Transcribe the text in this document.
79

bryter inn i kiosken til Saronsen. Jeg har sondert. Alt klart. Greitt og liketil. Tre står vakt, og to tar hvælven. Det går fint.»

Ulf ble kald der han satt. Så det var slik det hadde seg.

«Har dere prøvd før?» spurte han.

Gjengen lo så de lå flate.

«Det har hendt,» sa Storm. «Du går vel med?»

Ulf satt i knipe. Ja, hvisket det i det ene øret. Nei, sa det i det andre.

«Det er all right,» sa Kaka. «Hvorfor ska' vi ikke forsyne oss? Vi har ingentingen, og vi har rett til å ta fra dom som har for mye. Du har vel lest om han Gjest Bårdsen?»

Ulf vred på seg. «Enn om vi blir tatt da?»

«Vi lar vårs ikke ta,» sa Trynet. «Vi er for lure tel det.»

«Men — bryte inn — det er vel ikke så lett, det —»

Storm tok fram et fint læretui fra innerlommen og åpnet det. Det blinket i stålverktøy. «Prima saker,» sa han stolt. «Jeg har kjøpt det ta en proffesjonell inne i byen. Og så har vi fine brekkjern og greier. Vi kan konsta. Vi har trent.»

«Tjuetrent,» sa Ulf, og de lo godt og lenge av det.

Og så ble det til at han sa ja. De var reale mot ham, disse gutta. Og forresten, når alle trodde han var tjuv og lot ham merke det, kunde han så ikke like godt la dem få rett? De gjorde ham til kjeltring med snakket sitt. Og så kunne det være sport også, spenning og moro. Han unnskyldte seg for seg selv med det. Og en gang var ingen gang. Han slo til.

### PROBLEM STATEMENT
Each line must be given again exactly as written above.

### SOLUTION FOR THIS PROBLEM
Transcribe the text in this document.
79

bryter inn i kiosken til Saronsen. Jeg har sondert. Alt klart. Greitt og liketil. Tre står vakt, og to tar hvælven. Det går fint.»

Ulf ble kald der han satt. Så det var slik det hadde seg.

«Har dere prøvd før?» spurte han.

Gjengen lo så de lå flate.

«Det har hendt,» sa Storm. «Du går vel med?»

Ulf satt i knipe. Ja, hvisket det i det ene øret. Nei, sa det i det andre.

«Det er all right,» sa Kaka. «Hvorfor ska' vi ikke forsyne oss? Vi har ingentingen, og vi har rett til å ta fra dom som har for mye. Du har vel lest om han Gjest Bårdsen?»

Ulf vred på seg. «Enn om vi blir tatt da?»

«Vi lar vårs ikke ta,» sa Trynet. «Vi er for lure tel det.»

«Men — bryte inn — det er vel ikke så lett, det —»

Storm tok fram et fint læretui fra innerlommen og åpnet det. Det blinket i stålverktøy. «Prima saker,» sa han stolt. «Jeg har kjøpt det ta en proffesjonell inne i byen. Og så har vi fine brekkjern og greier. Vi kan konsta. Vi har trent.»

«Tjuetrent,» sa Ulf, og de lo godt og lenge av det.

Og så ble det til at han sa ja. De var reale mot ham, disse gutta. Og forresten, når alle trodde han var tjuv og lot ham merke det, kunde han så ikke like godt la dem få rett? De gjorde ham til kjeltring med snakket sitt. Og så kunne det være sport også, spenning og moro. Han unnskyldte seg for seg selv med det. Og en gang var ingen gang. Han slo til.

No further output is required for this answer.